Data entries:
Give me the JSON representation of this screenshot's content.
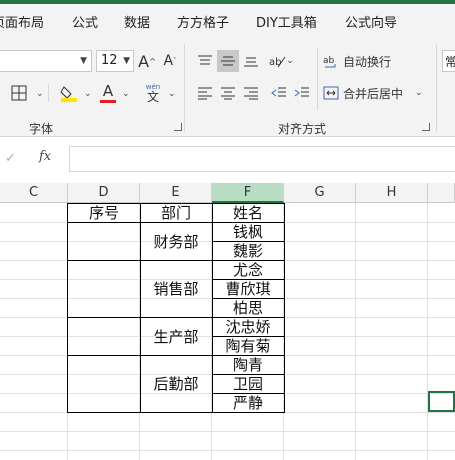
{
  "tabs": [
    "页面布局",
    "公式",
    "数据",
    "方方格子",
    "DIY工具箱",
    "公式向导"
  ],
  "tab_page_layout_visible": "页面布局",
  "ribbon": {
    "font_size": "12",
    "font_group_label": "字体",
    "align_group_label": "对齐方式",
    "wrap_text": "自动换行",
    "merge_center": "合并后居中",
    "phonetic": "wén",
    "right_edge_text": "常",
    "colors": {
      "highlight": "#ffe600",
      "font_red": "#e02020",
      "accent": "#217346"
    }
  },
  "formula_bar": {
    "fx": "fx",
    "check": "✓"
  },
  "columns": [
    "C",
    "D",
    "E",
    "F",
    "G",
    "H"
  ],
  "selected_column": "F",
  "table": {
    "headers": {
      "seq": "序号",
      "dept": "部门",
      "name": "姓名"
    },
    "departments": [
      "财务部",
      "销售部",
      "生产部",
      "后勤部"
    ],
    "names": [
      "钱枫",
      "魏影",
      "尤念",
      "曹欣琪",
      "柏思",
      "沈忠娇",
      "陶有菊",
      "陶青",
      "卫园",
      "严静"
    ]
  }
}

Given request:
Write the records above out again exactly, with no pictures in your copy.

Written solution:
Give me the JSON representation of this screenshot's content.
{
  "tabs": [
    "页面布局",
    "公式",
    "数据",
    "方方格子",
    "DIY工具箱",
    "公式向导"
  ],
  "tab_page_layout_visible": "页面布局",
  "ribbon": {
    "font_size": "12",
    "font_group_label": "字体",
    "align_group_label": "对齐方式",
    "wrap_text": "自动换行",
    "merge_center": "合并后居中",
    "phonetic": "wén",
    "right_edge_text": "常",
    "colors": {
      "highlight": "#ffe600",
      "font_red": "#e02020",
      "accent": "#217346"
    }
  },
  "formula_bar": {
    "fx": "fx",
    "check": "✓"
  },
  "columns": [
    "C",
    "D",
    "E",
    "F",
    "G",
    "H"
  ],
  "selected_column": "F",
  "table": {
    "headers": {
      "seq": "序号",
      "dept": "部门",
      "name": "姓名"
    },
    "departments": [
      "财务部",
      "销售部",
      "生产部",
      "后勤部"
    ],
    "names": [
      "钱枫",
      "魏影",
      "尤念",
      "曹欣琪",
      "柏思",
      "沈忠娇",
      "陶有菊",
      "陶青",
      "卫园",
      "严静"
    ]
  }
}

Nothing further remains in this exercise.